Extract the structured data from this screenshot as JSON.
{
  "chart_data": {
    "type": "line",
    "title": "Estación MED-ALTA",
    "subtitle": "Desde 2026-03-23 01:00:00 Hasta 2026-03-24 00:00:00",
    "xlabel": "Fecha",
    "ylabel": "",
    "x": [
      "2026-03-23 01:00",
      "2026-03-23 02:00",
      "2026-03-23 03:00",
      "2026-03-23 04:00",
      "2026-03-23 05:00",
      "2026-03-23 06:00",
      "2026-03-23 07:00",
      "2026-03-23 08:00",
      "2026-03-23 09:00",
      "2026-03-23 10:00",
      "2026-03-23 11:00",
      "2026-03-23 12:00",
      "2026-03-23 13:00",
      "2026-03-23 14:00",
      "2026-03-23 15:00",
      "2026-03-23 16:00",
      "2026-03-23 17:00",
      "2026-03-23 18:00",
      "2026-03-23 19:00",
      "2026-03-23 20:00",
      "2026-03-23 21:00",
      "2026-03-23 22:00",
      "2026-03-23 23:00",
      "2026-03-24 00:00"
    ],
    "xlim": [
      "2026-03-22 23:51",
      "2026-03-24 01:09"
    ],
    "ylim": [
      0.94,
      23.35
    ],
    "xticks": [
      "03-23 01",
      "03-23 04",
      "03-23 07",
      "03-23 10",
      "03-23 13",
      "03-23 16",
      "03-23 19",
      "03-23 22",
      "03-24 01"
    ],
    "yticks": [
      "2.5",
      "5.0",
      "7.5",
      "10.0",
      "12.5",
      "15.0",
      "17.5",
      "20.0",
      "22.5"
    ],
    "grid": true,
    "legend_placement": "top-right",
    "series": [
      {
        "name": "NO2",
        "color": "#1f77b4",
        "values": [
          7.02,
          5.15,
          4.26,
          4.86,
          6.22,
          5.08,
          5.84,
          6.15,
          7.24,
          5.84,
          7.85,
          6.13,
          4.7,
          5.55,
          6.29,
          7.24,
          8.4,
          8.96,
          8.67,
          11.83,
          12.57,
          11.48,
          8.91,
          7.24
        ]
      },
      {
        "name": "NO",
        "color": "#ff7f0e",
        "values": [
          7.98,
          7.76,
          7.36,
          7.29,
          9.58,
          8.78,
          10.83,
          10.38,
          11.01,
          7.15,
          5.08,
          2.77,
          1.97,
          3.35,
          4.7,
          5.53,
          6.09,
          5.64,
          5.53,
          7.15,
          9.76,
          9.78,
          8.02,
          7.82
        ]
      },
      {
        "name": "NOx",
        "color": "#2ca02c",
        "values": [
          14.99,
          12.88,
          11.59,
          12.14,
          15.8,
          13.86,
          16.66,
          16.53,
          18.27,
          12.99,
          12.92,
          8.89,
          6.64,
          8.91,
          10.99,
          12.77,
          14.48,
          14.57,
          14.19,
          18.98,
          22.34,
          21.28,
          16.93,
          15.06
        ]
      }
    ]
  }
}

+===+

— PROBLEM DETAILS —
Each record should come back exactly as written.

— WORKED SOLUTION —
Extract the structured data from this screenshot as JSON.
{
  "chart_data": {
    "type": "line",
    "title": "Estación MED-ALTA",
    "subtitle": "Desde 2026-03-23 01:00:00 Hasta 2026-03-24 00:00:00",
    "xlabel": "Fecha",
    "ylabel": "",
    "x": [
      "2026-03-23 01:00",
      "2026-03-23 02:00",
      "2026-03-23 03:00",
      "2026-03-23 04:00",
      "2026-03-23 05:00",
      "2026-03-23 06:00",
      "2026-03-23 07:00",
      "2026-03-23 08:00",
      "2026-03-23 09:00",
      "2026-03-23 10:00",
      "2026-03-23 11:00",
      "2026-03-23 12:00",
      "2026-03-23 13:00",
      "2026-03-23 14:00",
      "2026-03-23 15:00",
      "2026-03-23 16:00",
      "2026-03-23 17:00",
      "2026-03-23 18:00",
      "2026-03-23 19:00",
      "2026-03-23 20:00",
      "2026-03-23 21:00",
      "2026-03-23 22:00",
      "2026-03-23 23:00",
      "2026-03-24 00:00"
    ],
    "xlim": [
      "2026-03-22 23:51",
      "2026-03-24 01:09"
    ],
    "ylim": [
      0.94,
      23.35
    ],
    "xticks": [
      "03-23 01",
      "03-23 04",
      "03-23 07",
      "03-23 10",
      "03-23 13",
      "03-23 16",
      "03-23 19",
      "03-23 22",
      "03-24 01"
    ],
    "yticks": [
      "2.5",
      "5.0",
      "7.5",
      "10.0",
      "12.5",
      "15.0",
      "17.5",
      "20.0",
      "22.5"
    ],
    "grid": true,
    "legend_placement": "top-right",
    "series": [
      {
        "name": "NO2",
        "color": "#1f77b4",
        "values": [
          7.02,
          5.15,
          4.26,
          4.86,
          6.22,
          5.08,
          5.84,
          6.15,
          7.24,
          5.84,
          7.85,
          6.13,
          4.7,
          5.55,
          6.29,
          7.24,
          8.4,
          8.96,
          8.67,
          11.83,
          12.57,
          11.48,
          8.91,
          7.24
        ]
      },
      {
        "name": "NO",
        "color": "#ff7f0e",
        "values": [
          7.98,
          7.76,
          7.36,
          7.29,
          9.58,
          8.78,
          10.83,
          10.38,
          11.01,
          7.15,
          5.08,
          2.77,
          1.97,
          3.35,
          4.7,
          5.53,
          6.09,
          5.64,
          5.53,
          7.15,
          9.76,
          9.78,
          8.02,
          7.82
        ]
      },
      {
        "name": "NOx",
        "color": "#2ca02c",
        "values": [
          14.99,
          12.88,
          11.59,
          12.14,
          15.8,
          13.86,
          16.66,
          16.53,
          18.27,
          12.99,
          12.92,
          8.89,
          6.64,
          8.91,
          10.99,
          12.77,
          14.48,
          14.57,
          14.19,
          18.98,
          22.34,
          21.28,
          16.93,
          15.06
        ]
      }
    ]
  }
}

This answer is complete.